§ Data excerpts:
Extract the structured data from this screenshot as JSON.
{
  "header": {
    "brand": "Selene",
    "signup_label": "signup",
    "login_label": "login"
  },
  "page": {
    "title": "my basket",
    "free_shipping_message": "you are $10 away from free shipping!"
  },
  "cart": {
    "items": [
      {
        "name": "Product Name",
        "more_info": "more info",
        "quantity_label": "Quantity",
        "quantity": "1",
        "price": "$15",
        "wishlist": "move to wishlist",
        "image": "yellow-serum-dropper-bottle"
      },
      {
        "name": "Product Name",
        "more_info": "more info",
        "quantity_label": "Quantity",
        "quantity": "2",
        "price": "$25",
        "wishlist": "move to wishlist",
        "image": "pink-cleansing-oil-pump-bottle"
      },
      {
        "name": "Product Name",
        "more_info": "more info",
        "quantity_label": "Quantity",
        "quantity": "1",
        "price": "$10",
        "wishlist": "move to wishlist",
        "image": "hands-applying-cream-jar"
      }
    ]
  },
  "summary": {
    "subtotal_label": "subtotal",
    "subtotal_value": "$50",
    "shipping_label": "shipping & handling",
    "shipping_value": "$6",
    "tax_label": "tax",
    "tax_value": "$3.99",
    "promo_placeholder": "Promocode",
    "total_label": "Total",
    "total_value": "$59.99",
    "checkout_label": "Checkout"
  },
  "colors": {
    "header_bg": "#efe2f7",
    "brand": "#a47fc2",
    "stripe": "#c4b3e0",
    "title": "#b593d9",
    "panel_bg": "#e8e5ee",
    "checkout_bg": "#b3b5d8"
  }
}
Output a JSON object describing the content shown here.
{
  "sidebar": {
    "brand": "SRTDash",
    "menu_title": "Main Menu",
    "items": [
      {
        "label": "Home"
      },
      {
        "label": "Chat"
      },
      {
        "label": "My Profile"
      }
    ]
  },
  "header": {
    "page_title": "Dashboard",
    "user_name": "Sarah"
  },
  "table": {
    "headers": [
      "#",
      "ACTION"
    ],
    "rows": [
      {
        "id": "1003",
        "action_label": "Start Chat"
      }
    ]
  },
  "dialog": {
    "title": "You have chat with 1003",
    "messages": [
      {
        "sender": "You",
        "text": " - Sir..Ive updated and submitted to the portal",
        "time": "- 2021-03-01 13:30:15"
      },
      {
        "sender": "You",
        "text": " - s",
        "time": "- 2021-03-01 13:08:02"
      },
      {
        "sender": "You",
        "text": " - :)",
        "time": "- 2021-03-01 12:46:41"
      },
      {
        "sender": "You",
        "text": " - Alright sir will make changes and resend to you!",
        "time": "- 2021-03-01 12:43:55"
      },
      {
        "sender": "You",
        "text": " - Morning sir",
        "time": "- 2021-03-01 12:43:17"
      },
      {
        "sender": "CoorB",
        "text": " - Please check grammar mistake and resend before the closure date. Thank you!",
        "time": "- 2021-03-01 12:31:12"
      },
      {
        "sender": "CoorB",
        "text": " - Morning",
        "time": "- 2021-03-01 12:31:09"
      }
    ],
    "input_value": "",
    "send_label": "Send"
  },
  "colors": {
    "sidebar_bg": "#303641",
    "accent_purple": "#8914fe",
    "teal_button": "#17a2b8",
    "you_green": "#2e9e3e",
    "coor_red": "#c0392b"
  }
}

§ Required work: Write out only the final block of lines, starting at the line with "Output a JSON" and running to the end of the material.

§ Response to this task:
Output a JSON object describing the content shown here.
{
  "sidebar": {
    "brand": "SRTDash",
    "menu_title": "Main Menu",
    "items": [
      {
        "label": "Home"
      },
      {
        "label": "Chat"
      },
      {
        "label": "My Profile"
      }
    ]
  },
  "header": {
    "page_title": "Dashboard",
    "user_name": "Sarah"
  },
  "table": {
    "headers": [
      "#",
      "ACTION"
    ],
    "rows": [
      {
        "id": "1003",
        "action_label": "Start Chat"
      }
    ]
  },
  "dialog": {
    "title": "You have chat with 1003",
    "messages": [
      {
        "sender": "You",
        "text": " - Sir..Ive updated and submitted to the portal",
        "time": "- 2021-03-01 13:30:15"
      },
      {
        "sender": "You",
        "text": " - s",
        "time": "- 2021-03-01 13:08:02"
      },
      {
        "sender": "You",
        "text": " - :)",
        "time": "- 2021-03-01 12:46:41"
      },
      {
        "sender": "You",
        "text": " - Alright sir will make changes and resend to you!",
        "time": "- 2021-03-01 12:43:55"
      },
      {
        "sender": "You",
        "text": " - Morning sir",
        "time": "- 2021-03-01 12:43:17"
      },
      {
        "sender": "CoorB",
        "text": " - Please check grammar mistake and resend before the closure date. Thank you!",
        "time": "- 2021-03-01 12:31:12"
      },
      {
        "sender": "CoorB",
        "text": " - Morning",
        "time": "- 2021-03-01 12:31:09"
      }
    ],
    "input_value": "",
    "send_label": "Send"
  },
  "colors": {
    "sidebar_bg": "#303641",
    "accent_purple": "#8914fe",
    "teal_button": "#17a2b8",
    "you_green": "#2e9e3e",
    "coor_red": "#c0392b"
  }
}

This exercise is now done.